* Written instruction: Using the listing below, copy every line that mentions "What".

(Stored entries)
╭──

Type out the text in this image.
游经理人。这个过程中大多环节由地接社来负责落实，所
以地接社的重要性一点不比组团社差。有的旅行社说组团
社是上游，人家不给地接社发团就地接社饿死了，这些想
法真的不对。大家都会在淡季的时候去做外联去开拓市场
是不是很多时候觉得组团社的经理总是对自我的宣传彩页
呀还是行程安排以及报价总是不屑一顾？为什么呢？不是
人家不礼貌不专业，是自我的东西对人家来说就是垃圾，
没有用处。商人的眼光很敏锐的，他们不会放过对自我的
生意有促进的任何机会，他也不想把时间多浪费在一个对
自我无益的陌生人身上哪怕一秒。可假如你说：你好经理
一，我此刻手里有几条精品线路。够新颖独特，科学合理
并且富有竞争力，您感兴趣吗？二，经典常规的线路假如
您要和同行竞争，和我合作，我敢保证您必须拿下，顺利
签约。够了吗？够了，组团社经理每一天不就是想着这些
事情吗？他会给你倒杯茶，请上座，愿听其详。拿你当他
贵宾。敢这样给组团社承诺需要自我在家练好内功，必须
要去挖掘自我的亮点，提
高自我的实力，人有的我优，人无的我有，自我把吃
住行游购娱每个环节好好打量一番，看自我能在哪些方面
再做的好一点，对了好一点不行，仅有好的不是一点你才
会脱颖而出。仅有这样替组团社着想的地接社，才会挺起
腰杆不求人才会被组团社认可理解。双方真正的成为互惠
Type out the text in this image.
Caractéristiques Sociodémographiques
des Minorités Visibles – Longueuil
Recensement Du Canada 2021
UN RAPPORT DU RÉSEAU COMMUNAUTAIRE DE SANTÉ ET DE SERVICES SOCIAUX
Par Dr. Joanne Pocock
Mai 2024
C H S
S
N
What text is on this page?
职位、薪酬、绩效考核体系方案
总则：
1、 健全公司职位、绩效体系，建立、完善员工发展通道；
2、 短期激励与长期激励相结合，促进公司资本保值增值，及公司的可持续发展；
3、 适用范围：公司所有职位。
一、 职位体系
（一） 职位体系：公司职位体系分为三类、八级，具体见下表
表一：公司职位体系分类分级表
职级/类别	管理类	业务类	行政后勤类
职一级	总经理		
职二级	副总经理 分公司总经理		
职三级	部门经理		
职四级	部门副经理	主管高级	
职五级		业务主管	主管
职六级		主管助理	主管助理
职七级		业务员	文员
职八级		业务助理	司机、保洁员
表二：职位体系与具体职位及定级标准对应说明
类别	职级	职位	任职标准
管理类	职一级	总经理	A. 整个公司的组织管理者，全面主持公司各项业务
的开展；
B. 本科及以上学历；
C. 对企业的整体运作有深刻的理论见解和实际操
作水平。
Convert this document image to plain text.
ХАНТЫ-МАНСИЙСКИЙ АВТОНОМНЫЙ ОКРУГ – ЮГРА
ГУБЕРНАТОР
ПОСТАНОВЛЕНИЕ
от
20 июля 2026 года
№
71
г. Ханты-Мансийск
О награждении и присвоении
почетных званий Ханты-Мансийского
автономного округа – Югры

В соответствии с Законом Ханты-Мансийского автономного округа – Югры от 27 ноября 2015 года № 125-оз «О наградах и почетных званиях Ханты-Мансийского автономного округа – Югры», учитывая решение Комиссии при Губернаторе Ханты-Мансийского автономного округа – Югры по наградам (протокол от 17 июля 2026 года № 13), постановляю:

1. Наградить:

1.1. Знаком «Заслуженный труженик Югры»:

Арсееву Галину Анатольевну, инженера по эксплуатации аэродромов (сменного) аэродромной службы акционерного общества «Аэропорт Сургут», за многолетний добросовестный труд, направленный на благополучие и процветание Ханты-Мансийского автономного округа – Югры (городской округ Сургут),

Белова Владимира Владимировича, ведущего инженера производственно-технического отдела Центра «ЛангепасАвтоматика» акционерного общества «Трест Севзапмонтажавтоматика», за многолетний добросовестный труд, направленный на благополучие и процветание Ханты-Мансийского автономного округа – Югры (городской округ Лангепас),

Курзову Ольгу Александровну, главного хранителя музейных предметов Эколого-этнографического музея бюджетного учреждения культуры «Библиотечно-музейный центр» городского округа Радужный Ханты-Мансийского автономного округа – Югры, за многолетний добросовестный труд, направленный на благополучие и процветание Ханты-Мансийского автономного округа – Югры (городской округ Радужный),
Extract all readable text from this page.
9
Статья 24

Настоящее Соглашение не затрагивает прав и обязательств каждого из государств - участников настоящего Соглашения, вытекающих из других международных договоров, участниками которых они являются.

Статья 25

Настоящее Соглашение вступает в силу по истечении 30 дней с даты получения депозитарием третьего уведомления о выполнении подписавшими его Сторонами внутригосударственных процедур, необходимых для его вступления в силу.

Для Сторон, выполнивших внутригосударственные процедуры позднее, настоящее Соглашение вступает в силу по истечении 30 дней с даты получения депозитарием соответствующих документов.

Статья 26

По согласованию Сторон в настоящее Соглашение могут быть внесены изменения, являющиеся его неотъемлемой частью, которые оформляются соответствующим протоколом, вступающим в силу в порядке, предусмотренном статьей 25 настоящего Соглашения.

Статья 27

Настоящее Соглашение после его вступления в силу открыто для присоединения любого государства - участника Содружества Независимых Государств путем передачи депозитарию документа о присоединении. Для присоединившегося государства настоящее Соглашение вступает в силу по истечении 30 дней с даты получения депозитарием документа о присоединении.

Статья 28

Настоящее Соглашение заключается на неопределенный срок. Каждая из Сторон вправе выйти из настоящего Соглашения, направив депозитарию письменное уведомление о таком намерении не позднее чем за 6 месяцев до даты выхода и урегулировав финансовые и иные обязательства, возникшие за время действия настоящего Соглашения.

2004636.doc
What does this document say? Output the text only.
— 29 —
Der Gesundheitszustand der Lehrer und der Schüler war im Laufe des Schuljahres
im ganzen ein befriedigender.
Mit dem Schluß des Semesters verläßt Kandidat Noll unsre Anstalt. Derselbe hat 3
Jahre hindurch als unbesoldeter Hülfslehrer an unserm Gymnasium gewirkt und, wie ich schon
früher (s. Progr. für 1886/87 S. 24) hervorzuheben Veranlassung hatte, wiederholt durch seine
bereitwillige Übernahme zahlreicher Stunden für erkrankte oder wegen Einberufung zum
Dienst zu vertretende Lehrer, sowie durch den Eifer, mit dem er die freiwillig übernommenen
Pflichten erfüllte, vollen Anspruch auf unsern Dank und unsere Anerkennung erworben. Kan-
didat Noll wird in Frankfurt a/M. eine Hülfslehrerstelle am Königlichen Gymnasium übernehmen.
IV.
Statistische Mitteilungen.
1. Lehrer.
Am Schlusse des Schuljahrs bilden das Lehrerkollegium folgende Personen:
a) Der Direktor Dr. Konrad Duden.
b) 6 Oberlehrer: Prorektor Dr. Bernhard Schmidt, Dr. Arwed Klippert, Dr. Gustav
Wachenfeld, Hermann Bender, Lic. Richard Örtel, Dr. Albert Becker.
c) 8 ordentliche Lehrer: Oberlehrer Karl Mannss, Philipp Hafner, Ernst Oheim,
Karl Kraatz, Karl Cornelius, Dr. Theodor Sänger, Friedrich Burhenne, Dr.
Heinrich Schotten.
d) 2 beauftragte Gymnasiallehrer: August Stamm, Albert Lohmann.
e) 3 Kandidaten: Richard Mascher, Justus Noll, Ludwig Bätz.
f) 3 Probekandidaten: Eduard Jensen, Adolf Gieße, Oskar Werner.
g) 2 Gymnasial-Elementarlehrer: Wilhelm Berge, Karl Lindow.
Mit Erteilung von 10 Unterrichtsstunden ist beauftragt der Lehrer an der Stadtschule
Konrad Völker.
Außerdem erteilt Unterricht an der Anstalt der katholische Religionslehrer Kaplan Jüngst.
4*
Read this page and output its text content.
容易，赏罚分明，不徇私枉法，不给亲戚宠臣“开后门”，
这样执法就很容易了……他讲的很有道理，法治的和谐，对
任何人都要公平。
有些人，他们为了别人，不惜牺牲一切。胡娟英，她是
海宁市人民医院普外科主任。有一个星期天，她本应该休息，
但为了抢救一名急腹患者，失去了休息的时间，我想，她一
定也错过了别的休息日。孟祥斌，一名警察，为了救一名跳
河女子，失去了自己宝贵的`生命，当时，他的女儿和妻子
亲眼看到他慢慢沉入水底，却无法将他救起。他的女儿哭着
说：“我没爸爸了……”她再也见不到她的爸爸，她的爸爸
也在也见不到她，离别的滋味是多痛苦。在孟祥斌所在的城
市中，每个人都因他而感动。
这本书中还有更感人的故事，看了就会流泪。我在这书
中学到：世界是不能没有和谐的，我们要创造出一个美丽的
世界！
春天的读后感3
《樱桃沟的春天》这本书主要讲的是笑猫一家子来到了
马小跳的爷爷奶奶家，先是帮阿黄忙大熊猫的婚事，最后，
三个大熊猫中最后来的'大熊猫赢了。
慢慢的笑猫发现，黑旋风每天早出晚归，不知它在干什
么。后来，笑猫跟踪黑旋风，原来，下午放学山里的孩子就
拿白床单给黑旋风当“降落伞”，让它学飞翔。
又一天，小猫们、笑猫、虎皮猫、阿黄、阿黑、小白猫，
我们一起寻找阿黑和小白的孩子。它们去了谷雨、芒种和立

╰──

* Output for this exercise:
What text is on this page?
What does this document say? Output the text only.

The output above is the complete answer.